_Task objective_. Restate the whole of the material. Keep every word, and drop the pictures.

____

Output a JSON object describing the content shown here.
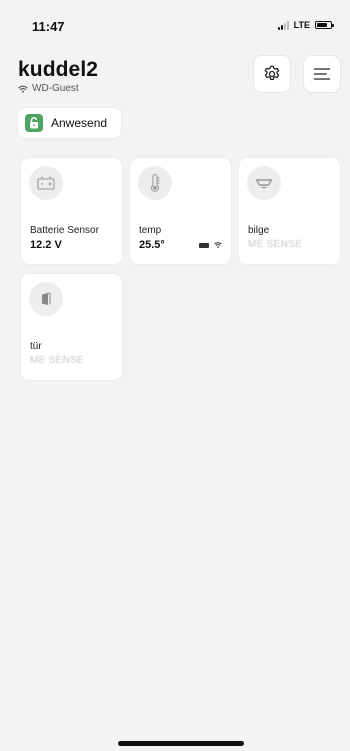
{
  "status": {
    "time": "11:47",
    "carrier": "LTE"
  },
  "header": {
    "title": "kuddel2",
    "network": "WD-Guest"
  },
  "presence": {
    "label": "Anwesend"
  },
  "devices": [
    {
      "label": "Batterie Sensor",
      "value": "12.2 V",
      "icon": "battery-icon"
    },
    {
      "label": "temp",
      "value": "25.5°",
      "icon": "thermometer-icon"
    },
    {
      "label": "bilge",
      "value": "ME SENSE",
      "icon": "sensor-icon"
    },
    {
      "label": "tür",
      "value": "ME SENSE",
      "icon": "door-icon"
    }
  ],
  "colors": {
    "background": "#f3f3f5",
    "accent_green": "#4fa463",
    "card": "#ffffff"
  }
}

____

_Exercise output_.
Output a JSON object describing the content shown here.
{
  "status": {
    "time": "11:47",
    "carrier": "LTE"
  },
  "header": {
    "title": "kuddel2",
    "network": "WD-Guest"
  },
  "presence": {
    "label": "Anwesend"
  },
  "devices": [
    {
      "label": "Batterie Sensor",
      "value": "12.2 V",
      "icon": "battery-icon"
    },
    {
      "label": "temp",
      "value": "25.5°",
      "icon": "thermometer-icon"
    },
    {
      "label": "bilge",
      "value": "ME SENSE",
      "icon": "sensor-icon"
    },
    {
      "label": "tür",
      "value": "ME SENSE",
      "icon": "door-icon"
    }
  ],
  "colors": {
    "background": "#f3f3f5",
    "accent_green": "#4fa463",
    "card": "#ffffff"
  }
}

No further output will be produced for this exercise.